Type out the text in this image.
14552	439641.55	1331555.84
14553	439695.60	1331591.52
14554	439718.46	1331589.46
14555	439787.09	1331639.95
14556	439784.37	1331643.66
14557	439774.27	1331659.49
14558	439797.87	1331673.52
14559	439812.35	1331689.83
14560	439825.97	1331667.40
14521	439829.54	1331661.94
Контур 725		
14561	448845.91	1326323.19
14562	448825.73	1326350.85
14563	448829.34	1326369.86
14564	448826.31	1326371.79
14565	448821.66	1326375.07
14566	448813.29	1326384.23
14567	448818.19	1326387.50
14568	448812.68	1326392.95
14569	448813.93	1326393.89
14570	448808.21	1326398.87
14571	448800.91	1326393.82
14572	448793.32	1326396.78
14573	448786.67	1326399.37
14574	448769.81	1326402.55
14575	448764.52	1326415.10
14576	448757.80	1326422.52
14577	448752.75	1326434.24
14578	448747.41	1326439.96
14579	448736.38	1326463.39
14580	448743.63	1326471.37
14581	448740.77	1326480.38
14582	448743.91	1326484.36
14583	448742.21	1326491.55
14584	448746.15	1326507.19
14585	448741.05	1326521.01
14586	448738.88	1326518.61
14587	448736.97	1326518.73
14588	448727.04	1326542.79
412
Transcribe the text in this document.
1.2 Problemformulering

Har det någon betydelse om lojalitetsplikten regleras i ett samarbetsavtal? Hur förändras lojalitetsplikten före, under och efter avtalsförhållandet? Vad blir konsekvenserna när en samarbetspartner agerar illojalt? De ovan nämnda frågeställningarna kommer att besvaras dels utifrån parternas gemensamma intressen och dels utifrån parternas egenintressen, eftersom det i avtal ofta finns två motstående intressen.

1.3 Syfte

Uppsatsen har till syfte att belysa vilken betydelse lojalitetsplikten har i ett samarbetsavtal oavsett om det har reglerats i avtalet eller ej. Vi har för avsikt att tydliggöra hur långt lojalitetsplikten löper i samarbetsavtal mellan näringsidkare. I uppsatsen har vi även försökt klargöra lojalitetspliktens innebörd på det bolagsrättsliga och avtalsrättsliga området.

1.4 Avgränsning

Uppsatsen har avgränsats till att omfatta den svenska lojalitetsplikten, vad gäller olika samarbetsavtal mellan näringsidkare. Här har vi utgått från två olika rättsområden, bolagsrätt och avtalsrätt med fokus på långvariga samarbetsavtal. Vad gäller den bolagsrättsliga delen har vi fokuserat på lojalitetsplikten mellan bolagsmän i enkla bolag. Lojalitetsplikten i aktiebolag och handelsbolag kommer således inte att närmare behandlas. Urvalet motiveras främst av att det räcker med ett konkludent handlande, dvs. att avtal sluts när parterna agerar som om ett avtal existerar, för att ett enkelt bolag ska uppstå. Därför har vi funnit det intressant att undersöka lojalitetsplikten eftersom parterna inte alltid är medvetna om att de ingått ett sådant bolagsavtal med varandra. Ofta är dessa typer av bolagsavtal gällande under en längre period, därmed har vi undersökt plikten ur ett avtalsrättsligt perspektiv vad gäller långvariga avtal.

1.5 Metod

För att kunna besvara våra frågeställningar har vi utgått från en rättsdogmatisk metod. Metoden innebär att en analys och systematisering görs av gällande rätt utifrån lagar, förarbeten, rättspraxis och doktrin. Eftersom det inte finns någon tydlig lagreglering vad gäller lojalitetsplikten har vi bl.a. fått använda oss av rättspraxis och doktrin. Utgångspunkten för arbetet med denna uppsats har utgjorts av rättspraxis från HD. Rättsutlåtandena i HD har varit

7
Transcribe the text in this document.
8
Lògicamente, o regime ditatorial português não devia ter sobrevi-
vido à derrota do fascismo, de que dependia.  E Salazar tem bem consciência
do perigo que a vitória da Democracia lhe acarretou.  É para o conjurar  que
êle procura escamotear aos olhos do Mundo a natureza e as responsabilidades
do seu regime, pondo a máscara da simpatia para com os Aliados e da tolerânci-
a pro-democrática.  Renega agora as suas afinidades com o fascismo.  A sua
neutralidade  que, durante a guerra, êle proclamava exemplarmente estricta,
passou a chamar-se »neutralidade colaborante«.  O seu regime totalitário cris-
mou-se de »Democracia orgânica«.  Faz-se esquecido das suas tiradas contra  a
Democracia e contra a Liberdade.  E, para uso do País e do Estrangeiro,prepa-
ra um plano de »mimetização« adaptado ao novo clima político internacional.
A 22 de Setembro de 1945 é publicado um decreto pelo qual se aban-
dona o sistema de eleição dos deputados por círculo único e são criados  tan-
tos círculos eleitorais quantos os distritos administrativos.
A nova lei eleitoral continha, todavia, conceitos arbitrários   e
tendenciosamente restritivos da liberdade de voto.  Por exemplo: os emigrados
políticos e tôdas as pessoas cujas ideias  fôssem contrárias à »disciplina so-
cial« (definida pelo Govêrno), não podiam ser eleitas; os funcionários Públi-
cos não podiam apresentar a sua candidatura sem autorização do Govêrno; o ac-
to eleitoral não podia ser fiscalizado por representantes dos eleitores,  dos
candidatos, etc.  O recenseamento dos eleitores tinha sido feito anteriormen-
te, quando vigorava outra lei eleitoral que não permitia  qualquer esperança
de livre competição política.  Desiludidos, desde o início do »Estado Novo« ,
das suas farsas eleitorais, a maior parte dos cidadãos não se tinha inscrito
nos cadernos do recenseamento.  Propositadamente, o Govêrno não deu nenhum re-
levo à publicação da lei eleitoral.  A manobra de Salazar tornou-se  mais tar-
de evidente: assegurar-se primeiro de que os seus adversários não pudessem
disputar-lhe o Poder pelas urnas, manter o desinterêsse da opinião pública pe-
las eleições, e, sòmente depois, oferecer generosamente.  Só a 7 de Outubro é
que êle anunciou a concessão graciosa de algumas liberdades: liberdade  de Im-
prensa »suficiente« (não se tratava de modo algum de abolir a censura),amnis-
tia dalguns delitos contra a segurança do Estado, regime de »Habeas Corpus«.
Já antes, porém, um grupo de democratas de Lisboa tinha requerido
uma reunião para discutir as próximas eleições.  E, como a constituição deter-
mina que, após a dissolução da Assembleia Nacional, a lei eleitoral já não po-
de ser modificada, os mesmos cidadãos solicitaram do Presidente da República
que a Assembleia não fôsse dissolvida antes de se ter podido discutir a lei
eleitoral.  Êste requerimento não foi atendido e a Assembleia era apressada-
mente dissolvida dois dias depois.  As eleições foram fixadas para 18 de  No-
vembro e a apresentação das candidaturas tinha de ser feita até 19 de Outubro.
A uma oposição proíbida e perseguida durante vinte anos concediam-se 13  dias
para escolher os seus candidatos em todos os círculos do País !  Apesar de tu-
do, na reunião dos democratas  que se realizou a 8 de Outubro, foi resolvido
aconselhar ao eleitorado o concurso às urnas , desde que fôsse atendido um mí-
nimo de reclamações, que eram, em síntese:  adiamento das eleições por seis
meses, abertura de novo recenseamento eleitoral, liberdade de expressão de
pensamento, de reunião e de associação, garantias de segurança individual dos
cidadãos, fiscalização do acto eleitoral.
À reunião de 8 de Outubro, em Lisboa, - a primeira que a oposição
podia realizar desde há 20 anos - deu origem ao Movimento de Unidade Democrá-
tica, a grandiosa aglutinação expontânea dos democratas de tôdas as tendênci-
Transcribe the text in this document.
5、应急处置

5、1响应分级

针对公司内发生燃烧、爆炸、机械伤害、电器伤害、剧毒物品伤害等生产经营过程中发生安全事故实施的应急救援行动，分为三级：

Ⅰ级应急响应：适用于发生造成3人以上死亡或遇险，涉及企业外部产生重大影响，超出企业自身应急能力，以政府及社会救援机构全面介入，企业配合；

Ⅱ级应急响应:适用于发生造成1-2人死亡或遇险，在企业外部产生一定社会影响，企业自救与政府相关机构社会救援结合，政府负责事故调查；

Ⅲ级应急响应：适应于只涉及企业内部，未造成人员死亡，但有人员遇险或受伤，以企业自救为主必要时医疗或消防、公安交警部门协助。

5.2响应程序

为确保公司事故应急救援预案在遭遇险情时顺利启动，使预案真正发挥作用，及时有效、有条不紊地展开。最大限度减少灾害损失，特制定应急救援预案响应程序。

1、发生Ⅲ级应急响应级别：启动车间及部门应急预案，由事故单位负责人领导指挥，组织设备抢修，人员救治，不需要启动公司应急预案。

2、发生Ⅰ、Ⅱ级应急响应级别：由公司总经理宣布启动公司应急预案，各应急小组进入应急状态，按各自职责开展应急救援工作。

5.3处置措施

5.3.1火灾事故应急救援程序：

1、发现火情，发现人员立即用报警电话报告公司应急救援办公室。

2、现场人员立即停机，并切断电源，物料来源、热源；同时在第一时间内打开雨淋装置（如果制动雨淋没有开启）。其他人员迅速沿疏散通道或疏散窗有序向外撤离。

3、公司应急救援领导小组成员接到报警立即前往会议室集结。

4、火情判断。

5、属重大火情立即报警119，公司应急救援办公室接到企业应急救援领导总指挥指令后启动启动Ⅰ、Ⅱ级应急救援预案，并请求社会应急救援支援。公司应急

STATED TASK — Gather and copy every line of the data in which the string "País" is found.

EXERCISE SOLUTION —
Democracia e contra a Liberdade.  E, para uso do País e do Estrangeiro,prepa-
para escolher os seus candidatos em todos os círculos do País !  Apesar de tu-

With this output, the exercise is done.